— Start DATA LISTING —

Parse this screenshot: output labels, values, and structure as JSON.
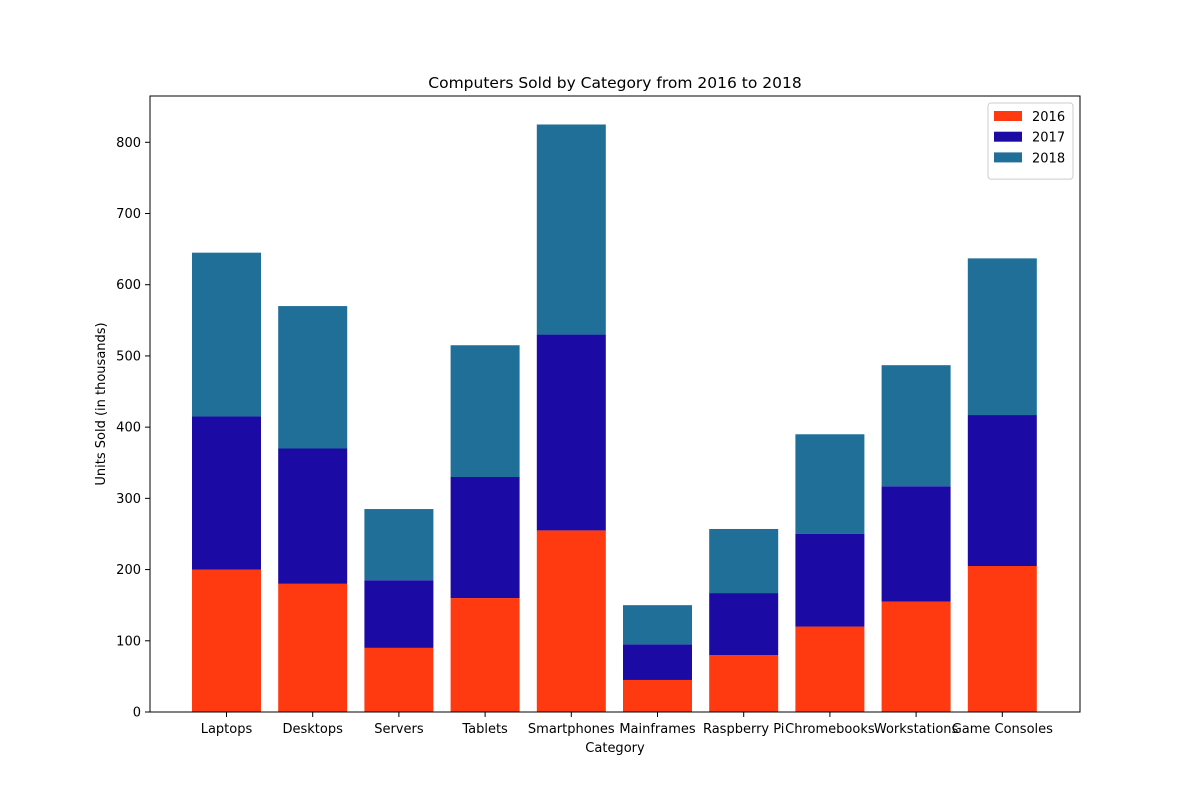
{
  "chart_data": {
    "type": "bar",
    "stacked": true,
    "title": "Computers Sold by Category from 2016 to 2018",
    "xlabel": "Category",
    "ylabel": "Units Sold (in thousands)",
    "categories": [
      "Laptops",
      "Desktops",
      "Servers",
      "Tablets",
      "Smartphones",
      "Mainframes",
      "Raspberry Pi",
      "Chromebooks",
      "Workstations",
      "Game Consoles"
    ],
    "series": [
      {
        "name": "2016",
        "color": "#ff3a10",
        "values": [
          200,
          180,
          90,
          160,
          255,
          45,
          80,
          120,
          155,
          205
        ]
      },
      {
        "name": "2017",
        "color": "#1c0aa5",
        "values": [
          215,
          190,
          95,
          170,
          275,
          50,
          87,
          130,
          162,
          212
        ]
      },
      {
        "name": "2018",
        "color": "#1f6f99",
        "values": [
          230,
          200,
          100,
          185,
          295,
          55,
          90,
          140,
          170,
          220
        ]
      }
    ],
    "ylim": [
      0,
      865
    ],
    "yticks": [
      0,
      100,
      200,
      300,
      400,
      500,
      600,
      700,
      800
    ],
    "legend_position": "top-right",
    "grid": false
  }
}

— End DATA LISTING —

Transcribe every line from the records above without alteration, and leave out the images.

> **RESULT FOR THIS TASK**
Parse this screenshot: output labels, values, and structure as JSON.
{
  "chart_data": {
    "type": "bar",
    "stacked": true,
    "title": "Computers Sold by Category from 2016 to 2018",
    "xlabel": "Category",
    "ylabel": "Units Sold (in thousands)",
    "categories": [
      "Laptops",
      "Desktops",
      "Servers",
      "Tablets",
      "Smartphones",
      "Mainframes",
      "Raspberry Pi",
      "Chromebooks",
      "Workstations",
      "Game Consoles"
    ],
    "series": [
      {
        "name": "2016",
        "color": "#ff3a10",
        "values": [
          200,
          180,
          90,
          160,
          255,
          45,
          80,
          120,
          155,
          205
        ]
      },
      {
        "name": "2017",
        "color": "#1c0aa5",
        "values": [
          215,
          190,
          95,
          170,
          275,
          50,
          87,
          130,
          162,
          212
        ]
      },
      {
        "name": "2018",
        "color": "#1f6f99",
        "values": [
          230,
          200,
          100,
          185,
          295,
          55,
          90,
          140,
          170,
          220
        ]
      }
    ],
    "ylim": [
      0,
      865
    ],
    "yticks": [
      0,
      100,
      200,
      300,
      400,
      500,
      600,
      700,
      800
    ],
    "legend_position": "top-right",
    "grid": false
  }
}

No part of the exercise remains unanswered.